**Data extracted from a collection:**
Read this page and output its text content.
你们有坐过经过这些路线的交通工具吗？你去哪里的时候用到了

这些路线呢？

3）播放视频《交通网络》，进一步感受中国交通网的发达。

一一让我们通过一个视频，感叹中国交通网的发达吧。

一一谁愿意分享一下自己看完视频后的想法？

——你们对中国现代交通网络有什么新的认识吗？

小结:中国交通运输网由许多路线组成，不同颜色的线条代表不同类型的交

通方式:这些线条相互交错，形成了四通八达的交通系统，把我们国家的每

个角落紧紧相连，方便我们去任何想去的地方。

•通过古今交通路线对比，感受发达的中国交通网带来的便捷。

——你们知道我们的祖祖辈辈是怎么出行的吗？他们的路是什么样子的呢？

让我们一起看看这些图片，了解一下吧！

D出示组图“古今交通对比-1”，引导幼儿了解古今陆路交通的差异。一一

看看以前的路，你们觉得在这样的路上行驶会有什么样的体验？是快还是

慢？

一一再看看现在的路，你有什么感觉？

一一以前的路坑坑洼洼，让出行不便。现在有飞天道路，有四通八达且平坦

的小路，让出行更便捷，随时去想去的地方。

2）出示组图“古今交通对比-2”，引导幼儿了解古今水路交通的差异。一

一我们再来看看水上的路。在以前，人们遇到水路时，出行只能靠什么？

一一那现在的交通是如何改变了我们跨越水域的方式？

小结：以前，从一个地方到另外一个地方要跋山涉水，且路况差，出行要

**STATED GOAL:** Restate each entry exactly, skipping none.

**SOLUTION BELOW:**
Read this page and output its text content.
你们有坐过经过这些路线的交通工具吗？你去哪里的时候用到了

这些路线呢？

3）播放视频《交通网络》，进一步感受中国交通网的发达。

一一让我们通过一个视频，感叹中国交通网的发达吧。

一一谁愿意分享一下自己看完视频后的想法？

——你们对中国现代交通网络有什么新的认识吗？

小结:中国交通运输网由许多路线组成，不同颜色的线条代表不同类型的交

通方式:这些线条相互交错，形成了四通八达的交通系统，把我们国家的每

个角落紧紧相连，方便我们去任何想去的地方。

•通过古今交通路线对比，感受发达的中国交通网带来的便捷。

——你们知道我们的祖祖辈辈是怎么出行的吗？他们的路是什么样子的呢？

让我们一起看看这些图片，了解一下吧！

D出示组图“古今交通对比-1”，引导幼儿了解古今陆路交通的差异。一一

看看以前的路，你们觉得在这样的路上行驶会有什么样的体验？是快还是

慢？

一一再看看现在的路，你有什么感觉？

一一以前的路坑坑洼洼，让出行不便。现在有飞天道路，有四通八达且平坦

的小路，让出行更便捷，随时去想去的地方。

2）出示组图“古今交通对比-2”，引导幼儿了解古今水路交通的差异。一

一我们再来看看水上的路。在以前，人们遇到水路时，出行只能靠什么？

一一那现在的交通是如何改变了我们跨越水域的方式？

小结：以前，从一个地方到另外一个地方要跋山涉水，且路况差，出行要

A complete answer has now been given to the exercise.